[BEGIN DATA]

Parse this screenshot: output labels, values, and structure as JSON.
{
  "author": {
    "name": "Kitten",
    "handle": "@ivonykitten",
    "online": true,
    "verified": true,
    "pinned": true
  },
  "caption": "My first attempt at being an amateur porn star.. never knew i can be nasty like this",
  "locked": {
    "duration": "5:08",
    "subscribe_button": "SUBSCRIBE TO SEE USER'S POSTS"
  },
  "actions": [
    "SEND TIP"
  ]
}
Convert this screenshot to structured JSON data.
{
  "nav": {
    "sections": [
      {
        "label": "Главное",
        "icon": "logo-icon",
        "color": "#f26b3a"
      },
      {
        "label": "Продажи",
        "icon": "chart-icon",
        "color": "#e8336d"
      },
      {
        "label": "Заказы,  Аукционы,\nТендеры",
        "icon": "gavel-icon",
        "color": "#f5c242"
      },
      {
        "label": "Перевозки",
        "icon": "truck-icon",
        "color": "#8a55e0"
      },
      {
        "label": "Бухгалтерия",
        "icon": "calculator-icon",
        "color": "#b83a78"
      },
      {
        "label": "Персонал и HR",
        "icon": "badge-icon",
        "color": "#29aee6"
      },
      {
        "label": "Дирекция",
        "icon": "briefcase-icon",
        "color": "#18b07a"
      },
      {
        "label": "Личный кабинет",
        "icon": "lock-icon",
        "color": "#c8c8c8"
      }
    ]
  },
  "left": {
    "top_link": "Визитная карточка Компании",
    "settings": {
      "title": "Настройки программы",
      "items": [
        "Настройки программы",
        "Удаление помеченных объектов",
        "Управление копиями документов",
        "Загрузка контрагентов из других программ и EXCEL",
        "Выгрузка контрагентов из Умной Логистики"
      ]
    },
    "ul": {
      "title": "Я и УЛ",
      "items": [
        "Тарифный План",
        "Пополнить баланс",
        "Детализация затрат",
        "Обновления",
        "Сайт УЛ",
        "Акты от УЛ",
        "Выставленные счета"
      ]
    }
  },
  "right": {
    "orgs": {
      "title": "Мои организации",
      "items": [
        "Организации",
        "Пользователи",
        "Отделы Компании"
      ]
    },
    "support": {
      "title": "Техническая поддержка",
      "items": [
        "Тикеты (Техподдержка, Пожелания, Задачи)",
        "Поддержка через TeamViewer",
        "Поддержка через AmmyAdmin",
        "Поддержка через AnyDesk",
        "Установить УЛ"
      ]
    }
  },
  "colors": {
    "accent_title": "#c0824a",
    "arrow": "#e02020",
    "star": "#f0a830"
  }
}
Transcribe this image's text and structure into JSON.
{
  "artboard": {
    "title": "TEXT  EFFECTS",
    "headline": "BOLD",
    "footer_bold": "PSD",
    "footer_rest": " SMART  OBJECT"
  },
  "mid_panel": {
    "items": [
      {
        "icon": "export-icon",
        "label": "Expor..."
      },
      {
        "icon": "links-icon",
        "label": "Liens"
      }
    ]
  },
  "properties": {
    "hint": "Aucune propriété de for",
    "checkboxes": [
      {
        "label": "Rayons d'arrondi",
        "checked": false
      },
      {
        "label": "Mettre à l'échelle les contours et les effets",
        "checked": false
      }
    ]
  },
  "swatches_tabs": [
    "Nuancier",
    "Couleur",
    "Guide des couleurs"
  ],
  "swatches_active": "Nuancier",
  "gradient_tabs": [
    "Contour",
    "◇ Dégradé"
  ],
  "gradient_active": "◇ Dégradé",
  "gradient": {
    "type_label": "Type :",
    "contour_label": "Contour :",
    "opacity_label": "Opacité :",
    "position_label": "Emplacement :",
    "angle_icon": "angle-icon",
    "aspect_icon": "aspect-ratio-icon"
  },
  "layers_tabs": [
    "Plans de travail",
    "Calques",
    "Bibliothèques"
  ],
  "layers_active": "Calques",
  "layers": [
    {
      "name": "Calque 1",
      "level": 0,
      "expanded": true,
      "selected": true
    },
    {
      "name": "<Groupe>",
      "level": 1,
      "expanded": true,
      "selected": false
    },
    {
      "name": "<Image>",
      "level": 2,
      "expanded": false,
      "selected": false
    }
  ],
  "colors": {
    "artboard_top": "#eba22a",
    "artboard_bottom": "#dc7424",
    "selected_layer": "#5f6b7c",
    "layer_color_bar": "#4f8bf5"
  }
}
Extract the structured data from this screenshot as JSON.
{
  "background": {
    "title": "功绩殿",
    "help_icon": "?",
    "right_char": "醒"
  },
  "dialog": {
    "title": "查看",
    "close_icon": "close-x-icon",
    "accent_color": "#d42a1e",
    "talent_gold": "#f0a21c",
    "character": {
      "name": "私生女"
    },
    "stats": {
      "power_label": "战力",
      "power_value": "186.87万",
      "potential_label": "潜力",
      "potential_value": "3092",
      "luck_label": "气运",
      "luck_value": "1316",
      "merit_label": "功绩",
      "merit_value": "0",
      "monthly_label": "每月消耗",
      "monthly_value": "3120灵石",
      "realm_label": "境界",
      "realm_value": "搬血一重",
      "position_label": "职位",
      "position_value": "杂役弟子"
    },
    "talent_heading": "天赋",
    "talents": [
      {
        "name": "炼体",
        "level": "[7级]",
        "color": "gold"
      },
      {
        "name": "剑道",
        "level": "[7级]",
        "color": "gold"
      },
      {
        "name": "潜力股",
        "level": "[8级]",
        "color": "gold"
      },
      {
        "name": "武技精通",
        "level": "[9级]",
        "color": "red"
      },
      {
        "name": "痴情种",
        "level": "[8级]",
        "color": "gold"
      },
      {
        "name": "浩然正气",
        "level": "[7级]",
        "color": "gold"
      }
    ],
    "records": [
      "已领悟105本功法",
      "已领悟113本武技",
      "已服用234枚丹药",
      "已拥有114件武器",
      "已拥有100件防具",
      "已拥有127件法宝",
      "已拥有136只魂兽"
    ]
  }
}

[END DATA]

#### THE EXERCISE:
Reproduce each entry word for word.

#### COMPLETE ANSWER:
Parse this screenshot: output labels, values, and structure as JSON.
{
  "author": {
    "name": "Kitten",
    "handle": "@ivonykitten",
    "online": true,
    "verified": true,
    "pinned": true
  },
  "caption": "My first attempt at being an amateur porn star.. never knew i can be nasty like this",
  "locked": {
    "duration": "5:08",
    "subscribe_button": "SUBSCRIBE TO SEE USER'S POSTS"
  },
  "actions": [
    "SEND TIP"
  ]
}
Convert this screenshot to structured JSON data.
{
  "nav": {
    "sections": [
      {
        "label": "Главное",
        "icon": "logo-icon",
        "color": "#f26b3a"
      },
      {
        "label": "Продажи",
        "icon": "chart-icon",
        "color": "#e8336d"
      },
      {
        "label": "Заказы,  Аукционы,\nТендеры",
        "icon": "gavel-icon",
        "color": "#f5c242"
      },
      {
        "label": "Перевозки",
        "icon": "truck-icon",
        "color": "#8a55e0"
      },
      {
        "label": "Бухгалтерия",
        "icon": "calculator-icon",
        "color": "#b83a78"
      },
      {
        "label": "Персонал и HR",
        "icon": "badge-icon",
        "color": "#29aee6"
      },
      {
        "label": "Дирекция",
        "icon": "briefcase-icon",
        "color": "#18b07a"
      },
      {
        "label": "Личный кабинет",
        "icon": "lock-icon",
        "color": "#c8c8c8"
      }
    ]
  },
  "left": {
    "top_link": "Визитная карточка Компании",
    "settings": {
      "title": "Настройки программы",
      "items": [
        "Настройки программы",
        "Удаление помеченных объектов",
        "Управление копиями документов",
        "Загрузка контрагентов из других программ и EXCEL",
        "Выгрузка контрагентов из Умной Логистики"
      ]
    },
    "ul": {
      "title": "Я и УЛ",
      "items": [
        "Тарифный План",
        "Пополнить баланс",
        "Детализация затрат",
        "Обновления",
        "Сайт УЛ",
        "Акты от УЛ",
        "Выставленные счета"
      ]
    }
  },
  "right": {
    "orgs": {
      "title": "Мои организации",
      "items": [
        "Организации",
        "Пользователи",
        "Отделы Компании"
      ]
    },
    "support": {
      "title": "Техническая поддержка",
      "items": [
        "Тикеты (Техподдержка, Пожелания, Задачи)",
        "Поддержка через TeamViewer",
        "Поддержка через AmmyAdmin",
        "Поддержка через AnyDesk",
        "Установить УЛ"
      ]
    }
  },
  "colors": {
    "accent_title": "#c0824a",
    "arrow": "#e02020",
    "star": "#f0a830"
  }
}
Transcribe this image's text and structure into JSON.
{
  "artboard": {
    "title": "TEXT  EFFECTS",
    "headline": "BOLD",
    "footer_bold": "PSD",
    "footer_rest": " SMART  OBJECT"
  },
  "mid_panel": {
    "items": [
      {
        "icon": "export-icon",
        "label": "Expor..."
      },
      {
        "icon": "links-icon",
        "label": "Liens"
      }
    ]
  },
  "properties": {
    "hint": "Aucune propriété de for",
    "checkboxes": [
      {
        "label": "Rayons d'arrondi",
        "checked": false
      },
      {
        "label": "Mettre à l'échelle les contours et les effets",
        "checked": false
      }
    ]
  },
  "swatches_tabs": [
    "Nuancier",
    "Couleur",
    "Guide des couleurs"
  ],
  "swatches_active": "Nuancier",
  "gradient_tabs": [
    "Contour",
    "◇ Dégradé"
  ],
  "gradient_active": "◇ Dégradé",
  "gradient": {
    "type_label": "Type :",
    "contour_label": "Contour :",
    "opacity_label": "Opacité :",
    "position_label": "Emplacement :",
    "angle_icon": "angle-icon",
    "aspect_icon": "aspect-ratio-icon"
  },
  "layers_tabs": [
    "Plans de travail",
    "Calques",
    "Bibliothèques"
  ],
  "layers_active": "Calques",
  "layers": [
    {
      "name": "Calque 1",
      "level": 0,
      "expanded": true,
      "selected": true
    },
    {
      "name": "<Groupe>",
      "level": 1,
      "expanded": true,
      "selected": false
    },
    {
      "name": "<Image>",
      "level": 2,
      "expanded": false,
      "selected": false
    }
  ],
  "colors": {
    "artboard_top": "#eba22a",
    "artboard_bottom": "#dc7424",
    "selected_layer": "#5f6b7c",
    "layer_color_bar": "#4f8bf5"
  }
}
Extract the structured data from this screenshot as JSON.
{
  "background": {
    "title": "功绩殿",
    "help_icon": "?",
    "right_char": "醒"
  },
  "dialog": {
    "title": "查看",
    "close_icon": "close-x-icon",
    "accent_color": "#d42a1e",
    "talent_gold": "#f0a21c",
    "character": {
      "name": "私生女"
    },
    "stats": {
      "power_label": "战力",
      "power_value": "186.87万",
      "potential_label": "潜力",
      "potential_value": "3092",
      "luck_label": "气运",
      "luck_value": "1316",
      "merit_label": "功绩",
      "merit_value": "0",
      "monthly_label": "每月消耗",
      "monthly_value": "3120灵石",
      "realm_label": "境界",
      "realm_value": "搬血一重",
      "position_label": "职位",
      "position_value": "杂役弟子"
    },
    "talent_heading": "天赋",
    "talents": [
      {
        "name": "炼体",
        "level": "[7级]",
        "color": "gold"
      },
      {
        "name": "剑道",
        "level": "[7级]",
        "color": "gold"
      },
      {
        "name": "潜力股",
        "level": "[8级]",
        "color": "gold"
      },
      {
        "name": "武技精通",
        "level": "[9级]",
        "color": "red"
      },
      {
        "name": "痴情种",
        "level": "[8级]",
        "color": "gold"
      },
      {
        "name": "浩然正气",
        "level": "[7级]",
        "color": "gold"
      }
    ],
    "records": [
      "已领悟105本功法",
      "已领悟113本武技",
      "已服用234枚丹药",
      "已拥有114件武器",
      "已拥有100件防具",
      "已拥有127件法宝",
      "已拥有136只魂兽"
    ]
  }
}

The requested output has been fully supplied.